STATED EXERCISE. State the number of lines with the string "nostre" in them, and nothing else.

LISTED RECORDS.

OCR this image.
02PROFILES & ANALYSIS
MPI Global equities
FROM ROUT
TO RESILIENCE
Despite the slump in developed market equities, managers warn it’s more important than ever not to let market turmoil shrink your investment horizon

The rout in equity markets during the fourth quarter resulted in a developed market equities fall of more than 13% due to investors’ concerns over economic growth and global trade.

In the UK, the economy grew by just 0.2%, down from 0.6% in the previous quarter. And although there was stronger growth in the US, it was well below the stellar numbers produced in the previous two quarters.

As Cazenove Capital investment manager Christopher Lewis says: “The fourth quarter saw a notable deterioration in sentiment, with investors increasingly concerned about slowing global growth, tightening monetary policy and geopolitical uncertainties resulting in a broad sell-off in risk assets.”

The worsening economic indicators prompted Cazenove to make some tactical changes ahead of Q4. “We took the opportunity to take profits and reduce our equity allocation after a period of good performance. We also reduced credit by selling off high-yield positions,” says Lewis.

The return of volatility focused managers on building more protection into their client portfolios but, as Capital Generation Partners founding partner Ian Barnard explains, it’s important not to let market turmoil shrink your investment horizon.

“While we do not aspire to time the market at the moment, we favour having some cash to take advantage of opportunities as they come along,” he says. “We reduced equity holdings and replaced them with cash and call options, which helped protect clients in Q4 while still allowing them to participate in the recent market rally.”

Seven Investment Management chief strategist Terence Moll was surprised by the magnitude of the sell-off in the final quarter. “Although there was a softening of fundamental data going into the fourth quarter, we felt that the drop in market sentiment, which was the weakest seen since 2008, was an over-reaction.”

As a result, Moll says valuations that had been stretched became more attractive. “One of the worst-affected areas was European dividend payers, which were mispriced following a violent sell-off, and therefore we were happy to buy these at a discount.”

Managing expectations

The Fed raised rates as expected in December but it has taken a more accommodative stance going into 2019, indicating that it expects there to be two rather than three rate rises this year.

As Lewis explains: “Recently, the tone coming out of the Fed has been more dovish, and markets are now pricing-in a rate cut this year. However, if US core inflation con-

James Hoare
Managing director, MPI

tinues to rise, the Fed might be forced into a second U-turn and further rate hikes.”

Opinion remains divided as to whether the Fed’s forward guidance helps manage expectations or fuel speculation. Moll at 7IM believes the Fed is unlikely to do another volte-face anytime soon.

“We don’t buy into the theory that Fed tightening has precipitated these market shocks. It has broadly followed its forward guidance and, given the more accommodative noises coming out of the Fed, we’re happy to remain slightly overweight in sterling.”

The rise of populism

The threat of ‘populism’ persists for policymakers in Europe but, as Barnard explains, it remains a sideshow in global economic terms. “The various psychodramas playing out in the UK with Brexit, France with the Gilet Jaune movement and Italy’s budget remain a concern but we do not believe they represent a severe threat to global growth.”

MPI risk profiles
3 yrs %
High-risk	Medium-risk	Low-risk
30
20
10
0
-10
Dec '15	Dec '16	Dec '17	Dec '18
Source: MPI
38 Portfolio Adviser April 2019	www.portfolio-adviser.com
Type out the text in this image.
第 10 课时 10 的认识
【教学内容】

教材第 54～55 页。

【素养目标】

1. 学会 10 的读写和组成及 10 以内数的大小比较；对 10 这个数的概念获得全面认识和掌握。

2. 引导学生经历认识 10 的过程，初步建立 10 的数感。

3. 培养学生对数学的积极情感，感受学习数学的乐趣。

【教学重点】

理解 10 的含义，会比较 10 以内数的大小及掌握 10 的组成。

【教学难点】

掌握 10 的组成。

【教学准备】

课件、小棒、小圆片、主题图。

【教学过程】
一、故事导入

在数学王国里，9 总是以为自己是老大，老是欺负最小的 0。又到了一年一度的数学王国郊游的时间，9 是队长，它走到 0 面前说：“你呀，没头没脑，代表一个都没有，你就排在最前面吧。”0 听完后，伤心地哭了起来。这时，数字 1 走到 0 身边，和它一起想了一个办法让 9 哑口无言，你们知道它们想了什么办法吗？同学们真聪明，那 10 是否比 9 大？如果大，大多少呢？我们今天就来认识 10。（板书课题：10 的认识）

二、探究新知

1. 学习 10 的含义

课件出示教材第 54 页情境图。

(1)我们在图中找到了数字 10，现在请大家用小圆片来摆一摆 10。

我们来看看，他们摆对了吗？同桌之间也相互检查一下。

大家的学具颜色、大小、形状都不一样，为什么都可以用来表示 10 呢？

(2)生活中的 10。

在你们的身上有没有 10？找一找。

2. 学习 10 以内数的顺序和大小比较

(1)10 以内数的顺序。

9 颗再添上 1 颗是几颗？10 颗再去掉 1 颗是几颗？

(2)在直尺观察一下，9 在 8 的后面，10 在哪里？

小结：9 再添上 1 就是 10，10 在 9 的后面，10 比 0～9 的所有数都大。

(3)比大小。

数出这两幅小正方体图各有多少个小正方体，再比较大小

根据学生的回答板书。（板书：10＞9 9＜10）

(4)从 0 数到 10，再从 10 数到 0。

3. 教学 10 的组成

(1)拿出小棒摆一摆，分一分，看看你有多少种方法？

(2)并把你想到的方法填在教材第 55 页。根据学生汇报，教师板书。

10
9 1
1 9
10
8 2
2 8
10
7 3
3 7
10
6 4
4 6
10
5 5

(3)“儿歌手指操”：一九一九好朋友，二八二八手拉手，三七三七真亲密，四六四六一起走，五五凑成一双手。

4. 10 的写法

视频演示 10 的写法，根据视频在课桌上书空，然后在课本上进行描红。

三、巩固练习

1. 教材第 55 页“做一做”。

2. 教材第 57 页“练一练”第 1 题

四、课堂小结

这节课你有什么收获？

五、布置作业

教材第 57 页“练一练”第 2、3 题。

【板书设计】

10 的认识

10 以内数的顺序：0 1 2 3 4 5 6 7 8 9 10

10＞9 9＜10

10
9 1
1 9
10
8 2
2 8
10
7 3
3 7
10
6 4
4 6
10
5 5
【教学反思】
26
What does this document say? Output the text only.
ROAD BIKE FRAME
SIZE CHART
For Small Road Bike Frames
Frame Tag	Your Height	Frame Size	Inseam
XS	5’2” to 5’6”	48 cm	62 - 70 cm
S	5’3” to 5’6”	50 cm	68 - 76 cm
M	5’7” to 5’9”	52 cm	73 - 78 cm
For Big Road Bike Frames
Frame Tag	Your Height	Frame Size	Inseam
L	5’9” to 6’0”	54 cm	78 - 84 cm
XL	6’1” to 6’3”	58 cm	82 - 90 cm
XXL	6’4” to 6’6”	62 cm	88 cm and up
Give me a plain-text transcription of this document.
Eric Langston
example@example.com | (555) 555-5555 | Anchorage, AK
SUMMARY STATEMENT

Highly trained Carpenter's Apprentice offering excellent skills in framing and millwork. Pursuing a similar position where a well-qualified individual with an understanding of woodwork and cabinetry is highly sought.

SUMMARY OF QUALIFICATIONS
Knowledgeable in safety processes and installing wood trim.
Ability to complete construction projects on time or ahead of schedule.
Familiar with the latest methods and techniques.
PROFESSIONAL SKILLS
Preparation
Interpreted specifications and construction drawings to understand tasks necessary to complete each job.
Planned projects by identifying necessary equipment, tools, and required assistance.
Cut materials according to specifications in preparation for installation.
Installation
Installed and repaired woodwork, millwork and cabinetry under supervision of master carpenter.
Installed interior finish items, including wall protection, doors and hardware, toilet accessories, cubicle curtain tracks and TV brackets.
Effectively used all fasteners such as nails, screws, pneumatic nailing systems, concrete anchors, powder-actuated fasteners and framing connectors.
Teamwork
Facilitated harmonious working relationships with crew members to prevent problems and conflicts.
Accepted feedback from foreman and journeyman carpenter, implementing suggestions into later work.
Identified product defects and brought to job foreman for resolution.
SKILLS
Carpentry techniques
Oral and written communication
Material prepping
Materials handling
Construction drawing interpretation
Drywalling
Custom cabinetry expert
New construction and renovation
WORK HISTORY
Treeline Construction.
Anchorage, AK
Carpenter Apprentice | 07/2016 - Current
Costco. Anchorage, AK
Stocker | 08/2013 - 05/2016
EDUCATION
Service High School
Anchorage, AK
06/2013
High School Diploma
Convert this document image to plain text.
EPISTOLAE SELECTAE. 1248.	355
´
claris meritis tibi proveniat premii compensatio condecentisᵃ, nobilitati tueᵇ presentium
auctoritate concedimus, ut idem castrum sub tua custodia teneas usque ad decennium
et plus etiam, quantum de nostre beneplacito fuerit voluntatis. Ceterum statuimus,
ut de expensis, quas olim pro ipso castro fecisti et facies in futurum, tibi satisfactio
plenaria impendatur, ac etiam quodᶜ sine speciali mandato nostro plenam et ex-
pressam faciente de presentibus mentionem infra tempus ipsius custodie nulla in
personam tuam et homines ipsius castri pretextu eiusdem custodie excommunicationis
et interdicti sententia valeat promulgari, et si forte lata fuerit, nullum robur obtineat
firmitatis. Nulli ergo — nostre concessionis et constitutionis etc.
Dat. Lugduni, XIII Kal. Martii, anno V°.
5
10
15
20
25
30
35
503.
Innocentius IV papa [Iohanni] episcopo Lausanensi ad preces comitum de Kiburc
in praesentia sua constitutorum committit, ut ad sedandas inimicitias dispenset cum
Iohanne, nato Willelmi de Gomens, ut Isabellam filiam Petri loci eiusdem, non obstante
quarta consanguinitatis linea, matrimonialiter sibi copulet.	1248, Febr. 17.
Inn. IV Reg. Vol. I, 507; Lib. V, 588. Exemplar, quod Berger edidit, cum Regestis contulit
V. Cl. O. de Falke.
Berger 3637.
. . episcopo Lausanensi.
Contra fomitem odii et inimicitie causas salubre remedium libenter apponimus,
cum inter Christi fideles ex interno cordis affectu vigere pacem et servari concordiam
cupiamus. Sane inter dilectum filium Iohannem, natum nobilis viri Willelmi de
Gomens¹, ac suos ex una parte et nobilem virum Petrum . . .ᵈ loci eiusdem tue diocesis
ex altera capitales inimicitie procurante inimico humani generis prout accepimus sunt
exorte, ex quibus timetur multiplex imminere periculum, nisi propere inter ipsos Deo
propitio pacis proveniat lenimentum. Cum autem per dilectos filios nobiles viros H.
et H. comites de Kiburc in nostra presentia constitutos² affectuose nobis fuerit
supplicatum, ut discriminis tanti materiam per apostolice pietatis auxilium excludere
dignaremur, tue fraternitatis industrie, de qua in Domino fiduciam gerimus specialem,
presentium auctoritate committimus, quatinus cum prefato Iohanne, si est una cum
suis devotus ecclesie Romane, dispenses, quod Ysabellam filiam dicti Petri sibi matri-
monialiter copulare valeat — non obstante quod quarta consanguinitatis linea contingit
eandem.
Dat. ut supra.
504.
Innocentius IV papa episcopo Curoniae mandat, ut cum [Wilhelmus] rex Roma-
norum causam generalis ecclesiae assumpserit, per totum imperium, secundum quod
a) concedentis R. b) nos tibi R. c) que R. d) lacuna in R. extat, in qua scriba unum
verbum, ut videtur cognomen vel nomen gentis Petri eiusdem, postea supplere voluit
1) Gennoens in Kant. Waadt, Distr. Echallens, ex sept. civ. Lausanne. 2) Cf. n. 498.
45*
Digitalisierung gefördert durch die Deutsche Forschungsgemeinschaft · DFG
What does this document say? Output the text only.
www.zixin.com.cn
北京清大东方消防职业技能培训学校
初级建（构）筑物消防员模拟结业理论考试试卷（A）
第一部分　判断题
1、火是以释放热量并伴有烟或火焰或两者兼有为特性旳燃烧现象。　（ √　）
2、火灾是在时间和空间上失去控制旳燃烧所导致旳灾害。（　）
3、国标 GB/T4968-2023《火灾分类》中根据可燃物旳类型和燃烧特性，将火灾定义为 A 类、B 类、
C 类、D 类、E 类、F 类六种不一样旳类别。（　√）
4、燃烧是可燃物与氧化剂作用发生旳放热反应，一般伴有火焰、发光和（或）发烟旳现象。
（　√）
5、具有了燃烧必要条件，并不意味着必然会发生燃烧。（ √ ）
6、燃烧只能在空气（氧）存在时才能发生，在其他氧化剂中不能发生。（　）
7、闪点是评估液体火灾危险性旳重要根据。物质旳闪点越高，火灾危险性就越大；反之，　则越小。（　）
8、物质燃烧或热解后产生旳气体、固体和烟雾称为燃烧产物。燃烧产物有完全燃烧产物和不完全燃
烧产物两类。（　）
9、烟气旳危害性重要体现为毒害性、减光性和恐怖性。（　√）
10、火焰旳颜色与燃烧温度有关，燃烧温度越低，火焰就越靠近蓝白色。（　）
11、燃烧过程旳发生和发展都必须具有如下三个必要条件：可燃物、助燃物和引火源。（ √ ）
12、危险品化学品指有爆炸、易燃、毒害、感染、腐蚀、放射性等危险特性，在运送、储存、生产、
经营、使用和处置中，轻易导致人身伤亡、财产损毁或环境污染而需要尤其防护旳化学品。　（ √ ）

THE REPLY. 2